What you are asked to do: Write out the records below once more, exactly as they stand.

Data extracted from a collection:
__________________________________________________
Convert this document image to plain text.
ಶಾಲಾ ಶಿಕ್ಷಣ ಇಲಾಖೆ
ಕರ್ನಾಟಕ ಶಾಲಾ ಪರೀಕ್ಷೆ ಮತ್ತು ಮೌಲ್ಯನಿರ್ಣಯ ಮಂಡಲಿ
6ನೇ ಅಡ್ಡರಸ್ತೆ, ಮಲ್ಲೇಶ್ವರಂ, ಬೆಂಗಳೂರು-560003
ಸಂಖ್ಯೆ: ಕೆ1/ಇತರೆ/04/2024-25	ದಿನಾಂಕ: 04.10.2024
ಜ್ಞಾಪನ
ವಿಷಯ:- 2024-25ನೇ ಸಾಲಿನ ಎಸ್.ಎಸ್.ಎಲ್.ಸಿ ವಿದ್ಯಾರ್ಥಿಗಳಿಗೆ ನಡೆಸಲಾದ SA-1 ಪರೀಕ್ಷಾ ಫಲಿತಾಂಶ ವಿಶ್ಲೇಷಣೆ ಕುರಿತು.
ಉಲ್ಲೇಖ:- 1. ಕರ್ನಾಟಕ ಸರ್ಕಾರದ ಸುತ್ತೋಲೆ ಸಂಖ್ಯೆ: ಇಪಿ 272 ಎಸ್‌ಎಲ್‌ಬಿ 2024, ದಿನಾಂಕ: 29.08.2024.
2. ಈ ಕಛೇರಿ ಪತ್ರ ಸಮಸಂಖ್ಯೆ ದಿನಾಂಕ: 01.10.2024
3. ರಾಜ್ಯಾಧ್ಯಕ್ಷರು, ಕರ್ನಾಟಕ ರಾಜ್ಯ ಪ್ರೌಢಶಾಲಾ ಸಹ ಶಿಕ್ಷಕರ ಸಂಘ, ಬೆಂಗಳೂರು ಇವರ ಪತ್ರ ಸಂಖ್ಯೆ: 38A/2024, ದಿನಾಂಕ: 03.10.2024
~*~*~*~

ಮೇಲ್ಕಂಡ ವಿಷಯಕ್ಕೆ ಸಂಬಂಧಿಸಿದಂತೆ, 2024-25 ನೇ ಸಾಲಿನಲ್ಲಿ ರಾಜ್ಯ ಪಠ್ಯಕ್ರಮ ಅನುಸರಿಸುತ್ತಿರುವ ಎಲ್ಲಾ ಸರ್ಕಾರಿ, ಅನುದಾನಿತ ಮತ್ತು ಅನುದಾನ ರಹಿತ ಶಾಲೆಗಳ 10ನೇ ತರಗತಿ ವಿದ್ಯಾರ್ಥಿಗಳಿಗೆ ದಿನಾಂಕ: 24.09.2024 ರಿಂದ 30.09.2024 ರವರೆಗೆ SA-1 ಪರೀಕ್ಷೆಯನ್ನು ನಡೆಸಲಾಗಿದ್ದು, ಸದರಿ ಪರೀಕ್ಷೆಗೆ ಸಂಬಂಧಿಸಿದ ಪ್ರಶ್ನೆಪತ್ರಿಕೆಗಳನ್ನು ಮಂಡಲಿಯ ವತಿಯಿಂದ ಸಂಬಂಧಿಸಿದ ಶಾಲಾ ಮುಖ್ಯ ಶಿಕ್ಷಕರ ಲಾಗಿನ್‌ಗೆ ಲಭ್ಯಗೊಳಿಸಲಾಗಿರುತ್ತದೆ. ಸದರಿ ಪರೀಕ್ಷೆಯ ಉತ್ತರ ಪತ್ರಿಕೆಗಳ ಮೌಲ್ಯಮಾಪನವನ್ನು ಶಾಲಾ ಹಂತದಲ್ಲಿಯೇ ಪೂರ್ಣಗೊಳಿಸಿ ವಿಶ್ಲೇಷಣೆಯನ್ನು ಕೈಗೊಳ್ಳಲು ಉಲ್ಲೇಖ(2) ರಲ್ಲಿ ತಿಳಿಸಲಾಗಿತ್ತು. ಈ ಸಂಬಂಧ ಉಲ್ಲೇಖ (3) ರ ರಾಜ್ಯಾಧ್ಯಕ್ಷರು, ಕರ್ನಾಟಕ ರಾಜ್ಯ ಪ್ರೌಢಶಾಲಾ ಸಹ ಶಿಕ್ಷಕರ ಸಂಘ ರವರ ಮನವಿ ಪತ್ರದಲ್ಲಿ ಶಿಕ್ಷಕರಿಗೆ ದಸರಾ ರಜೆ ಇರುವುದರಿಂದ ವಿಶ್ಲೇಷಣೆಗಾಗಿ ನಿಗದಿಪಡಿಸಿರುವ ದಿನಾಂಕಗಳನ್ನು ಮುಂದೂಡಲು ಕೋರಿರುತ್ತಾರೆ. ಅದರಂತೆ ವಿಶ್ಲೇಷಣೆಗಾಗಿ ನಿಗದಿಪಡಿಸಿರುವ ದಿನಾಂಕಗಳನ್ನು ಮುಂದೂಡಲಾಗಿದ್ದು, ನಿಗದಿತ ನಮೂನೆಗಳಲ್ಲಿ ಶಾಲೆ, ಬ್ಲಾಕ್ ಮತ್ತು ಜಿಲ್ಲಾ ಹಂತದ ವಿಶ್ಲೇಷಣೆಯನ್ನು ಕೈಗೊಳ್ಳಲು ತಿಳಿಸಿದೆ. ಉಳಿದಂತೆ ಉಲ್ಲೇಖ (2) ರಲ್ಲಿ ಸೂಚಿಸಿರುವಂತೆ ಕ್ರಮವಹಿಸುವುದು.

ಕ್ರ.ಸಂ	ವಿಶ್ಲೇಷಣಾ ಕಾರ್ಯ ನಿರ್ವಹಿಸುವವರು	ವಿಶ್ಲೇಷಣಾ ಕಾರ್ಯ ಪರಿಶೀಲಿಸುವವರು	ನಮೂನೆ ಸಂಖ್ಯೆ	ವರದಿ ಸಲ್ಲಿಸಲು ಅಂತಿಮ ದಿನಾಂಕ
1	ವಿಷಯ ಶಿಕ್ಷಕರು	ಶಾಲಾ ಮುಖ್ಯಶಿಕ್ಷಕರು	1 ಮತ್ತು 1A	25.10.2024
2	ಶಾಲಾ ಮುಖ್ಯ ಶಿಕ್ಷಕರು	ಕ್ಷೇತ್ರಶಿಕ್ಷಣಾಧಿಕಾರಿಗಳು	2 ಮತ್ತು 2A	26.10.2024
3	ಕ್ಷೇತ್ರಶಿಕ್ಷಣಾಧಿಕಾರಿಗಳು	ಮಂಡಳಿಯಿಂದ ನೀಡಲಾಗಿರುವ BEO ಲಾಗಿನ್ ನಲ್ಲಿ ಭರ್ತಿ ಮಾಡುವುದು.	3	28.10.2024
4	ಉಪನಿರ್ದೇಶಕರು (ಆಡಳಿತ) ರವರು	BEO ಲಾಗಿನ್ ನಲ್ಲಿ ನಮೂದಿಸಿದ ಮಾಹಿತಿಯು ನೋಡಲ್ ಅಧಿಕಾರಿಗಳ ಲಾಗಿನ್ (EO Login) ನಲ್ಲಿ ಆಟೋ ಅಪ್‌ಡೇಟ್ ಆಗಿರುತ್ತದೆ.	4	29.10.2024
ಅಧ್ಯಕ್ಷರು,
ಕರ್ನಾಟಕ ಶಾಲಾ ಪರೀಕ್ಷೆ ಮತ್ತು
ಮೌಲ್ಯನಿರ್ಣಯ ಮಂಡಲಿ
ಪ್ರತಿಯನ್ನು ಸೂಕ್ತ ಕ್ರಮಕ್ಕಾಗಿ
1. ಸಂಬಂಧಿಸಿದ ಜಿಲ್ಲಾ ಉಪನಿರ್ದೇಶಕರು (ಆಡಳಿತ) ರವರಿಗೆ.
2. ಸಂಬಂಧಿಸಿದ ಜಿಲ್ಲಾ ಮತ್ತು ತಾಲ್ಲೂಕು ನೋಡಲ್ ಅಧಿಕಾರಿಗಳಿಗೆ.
__________________________________________________
Output below:
Convert this document image to plain text.
ಶಾಲಾ ಶಿಕ್ಷಣ ಇಲಾಖೆ
ಕರ್ನಾಟಕ ಶಾಲಾ ಪರೀಕ್ಷೆ ಮತ್ತು ಮೌಲ್ಯನಿರ್ಣಯ ಮಂಡಲಿ
6ನೇ ಅಡ್ಡರಸ್ತೆ, ಮಲ್ಲೇಶ್ವರಂ, ಬೆಂಗಳೂರು-560003
ಸಂಖ್ಯೆ: ಕೆ1/ಇತರೆ/04/2024-25	ದಿನಾಂಕ: 04.10.2024
ಜ್ಞಾಪನ
ವಿಷಯ:- 2024-25ನೇ ಸಾಲಿನ ಎಸ್.ಎಸ್.ಎಲ್.ಸಿ ವಿದ್ಯಾರ್ಥಿಗಳಿಗೆ ನಡೆಸಲಾದ SA-1 ಪರೀಕ್ಷಾ ಫಲಿತಾಂಶ ವಿಶ್ಲೇಷಣೆ ಕುರಿತು.
ಉಲ್ಲೇಖ:- 1. ಕರ್ನಾಟಕ ಸರ್ಕಾರದ ಸುತ್ತೋಲೆ ಸಂಖ್ಯೆ: ಇಪಿ 272 ಎಸ್‌ಎಲ್‌ಬಿ 2024, ದಿನಾಂಕ: 29.08.2024.
2. ಈ ಕಛೇರಿ ಪತ್ರ ಸಮಸಂಖ್ಯೆ ದಿನಾಂಕ: 01.10.2024
3. ರಾಜ್ಯಾಧ್ಯಕ್ಷರು, ಕರ್ನಾಟಕ ರಾಜ್ಯ ಪ್ರೌಢಶಾಲಾ ಸಹ ಶಿಕ್ಷಕರ ಸಂಘ, ಬೆಂಗಳೂರು ಇವರ ಪತ್ರ ಸಂಖ್ಯೆ: 38A/2024, ದಿನಾಂಕ: 03.10.2024
~*~*~*~

ಮೇಲ್ಕಂಡ ವಿಷಯಕ್ಕೆ ಸಂಬಂಧಿಸಿದಂತೆ, 2024-25 ನೇ ಸಾಲಿನಲ್ಲಿ ರಾಜ್ಯ ಪಠ್ಯಕ್ರಮ ಅನುಸರಿಸುತ್ತಿರುವ ಎಲ್ಲಾ ಸರ್ಕಾರಿ, ಅನುದಾನಿತ ಮತ್ತು ಅನುದಾನ ರಹಿತ ಶಾಲೆಗಳ 10ನೇ ತರಗತಿ ವಿದ್ಯಾರ್ಥಿಗಳಿಗೆ ದಿನಾಂಕ: 24.09.2024 ರಿಂದ 30.09.2024 ರವರೆಗೆ SA-1 ಪರೀಕ್ಷೆಯನ್ನು ನಡೆಸಲಾಗಿದ್ದು, ಸದರಿ ಪರೀಕ್ಷೆಗೆ ಸಂಬಂಧಿಸಿದ ಪ್ರಶ್ನೆಪತ್ರಿಕೆಗಳನ್ನು ಮಂಡಲಿಯ ವತಿಯಿಂದ ಸಂಬಂಧಿಸಿದ ಶಾಲಾ ಮುಖ್ಯ ಶಿಕ್ಷಕರ ಲಾಗಿನ್‌ಗೆ ಲಭ್ಯಗೊಳಿಸಲಾಗಿರುತ್ತದೆ. ಸದರಿ ಪರೀಕ್ಷೆಯ ಉತ್ತರ ಪತ್ರಿಕೆಗಳ ಮೌಲ್ಯಮಾಪನವನ್ನು ಶಾಲಾ ಹಂತದಲ್ಲಿಯೇ ಪೂರ್ಣಗೊಳಿಸಿ ವಿಶ್ಲೇಷಣೆಯನ್ನು ಕೈಗೊಳ್ಳಲು ಉಲ್ಲೇಖ(2) ರಲ್ಲಿ ತಿಳಿಸಲಾಗಿತ್ತು. ಈ ಸಂಬಂಧ ಉಲ್ಲೇಖ (3) ರ ರಾಜ್ಯಾಧ್ಯಕ್ಷರು, ಕರ್ನಾಟಕ ರಾಜ್ಯ ಪ್ರೌಢಶಾಲಾ ಸಹ ಶಿಕ್ಷಕರ ಸಂಘ ರವರ ಮನವಿ ಪತ್ರದಲ್ಲಿ ಶಿಕ್ಷಕರಿಗೆ ದಸರಾ ರಜೆ ಇರುವುದರಿಂದ ವಿಶ್ಲೇಷಣೆಗಾಗಿ ನಿಗದಿಪಡಿಸಿರುವ ದಿನಾಂಕಗಳನ್ನು ಮುಂದೂಡಲು ಕೋರಿರುತ್ತಾರೆ. ಅದರಂತೆ ವಿಶ್ಲೇಷಣೆಗಾಗಿ ನಿಗದಿಪಡಿಸಿರುವ ದಿನಾಂಕಗಳನ್ನು ಮುಂದೂಡಲಾಗಿದ್ದು, ನಿಗದಿತ ನಮೂನೆಗಳಲ್ಲಿ ಶಾಲೆ, ಬ್ಲಾಕ್ ಮತ್ತು ಜಿಲ್ಲಾ ಹಂತದ ವಿಶ್ಲೇಷಣೆಯನ್ನು ಕೈಗೊಳ್ಳಲು ತಿಳಿಸಿದೆ. ಉಳಿದಂತೆ ಉಲ್ಲೇಖ (2) ರಲ್ಲಿ ಸೂಚಿಸಿರುವಂತೆ ಕ್ರಮವಹಿಸುವುದು.

ಕ್ರ.ಸಂ	ವಿಶ್ಲೇಷಣಾ ಕಾರ್ಯ ನಿರ್ವಹಿಸುವವರು	ವಿಶ್ಲೇಷಣಾ ಕಾರ್ಯ ಪರಿಶೀಲಿಸುವವರು	ನಮೂನೆ ಸಂಖ್ಯೆ	ವರದಿ ಸಲ್ಲಿಸಲು ಅಂತಿಮ ದಿನಾಂಕ
1	ವಿಷಯ ಶಿಕ್ಷಕರು	ಶಾಲಾ ಮುಖ್ಯಶಿಕ್ಷಕರು	1 ಮತ್ತು 1A	25.10.2024
2	ಶಾಲಾ ಮುಖ್ಯ ಶಿಕ್ಷಕರು	ಕ್ಷೇತ್ರಶಿಕ್ಷಣಾಧಿಕಾರಿಗಳು	2 ಮತ್ತು 2A	26.10.2024
3	ಕ್ಷೇತ್ರಶಿಕ್ಷಣಾಧಿಕಾರಿಗಳು	ಮಂಡಳಿಯಿಂದ ನೀಡಲಾಗಿರುವ BEO ಲಾಗಿನ್ ನಲ್ಲಿ ಭರ್ತಿ ಮಾಡುವುದು.	3	28.10.2024
4	ಉಪನಿರ್ದೇಶಕರು (ಆಡಳಿತ) ರವರು	BEO ಲಾಗಿನ್ ನಲ್ಲಿ ನಮೂದಿಸಿದ ಮಾಹಿತಿಯು ನೋಡಲ್ ಅಧಿಕಾರಿಗಳ ಲಾಗಿನ್ (EO Login) ನಲ್ಲಿ ಆಟೋ ಅಪ್‌ಡೇಟ್ ಆಗಿರುತ್ತದೆ.	4	29.10.2024
ಅಧ್ಯಕ್ಷರು,
ಕರ್ನಾಟಕ ಶಾಲಾ ಪರೀಕ್ಷೆ ಮತ್ತು
ಮೌಲ್ಯನಿರ್ಣಯ ಮಂಡಲಿ
ಪ್ರತಿಯನ್ನು ಸೂಕ್ತ ಕ್ರಮಕ್ಕಾಗಿ
1. ಸಂಬಂಧಿಸಿದ ಜಿಲ್ಲಾ ಉಪನಿರ್ದೇಶಕರು (ಆಡಳಿತ) ರವರಿಗೆ.
2. ಸಂಬಂಧಿಸಿದ ಜಿಲ್ಲಾ ಮತ್ತು ತಾಲ್ಲೂಕು ನೋಡಲ್ ಅಧಿಕಾರಿಗಳಿಗೆ.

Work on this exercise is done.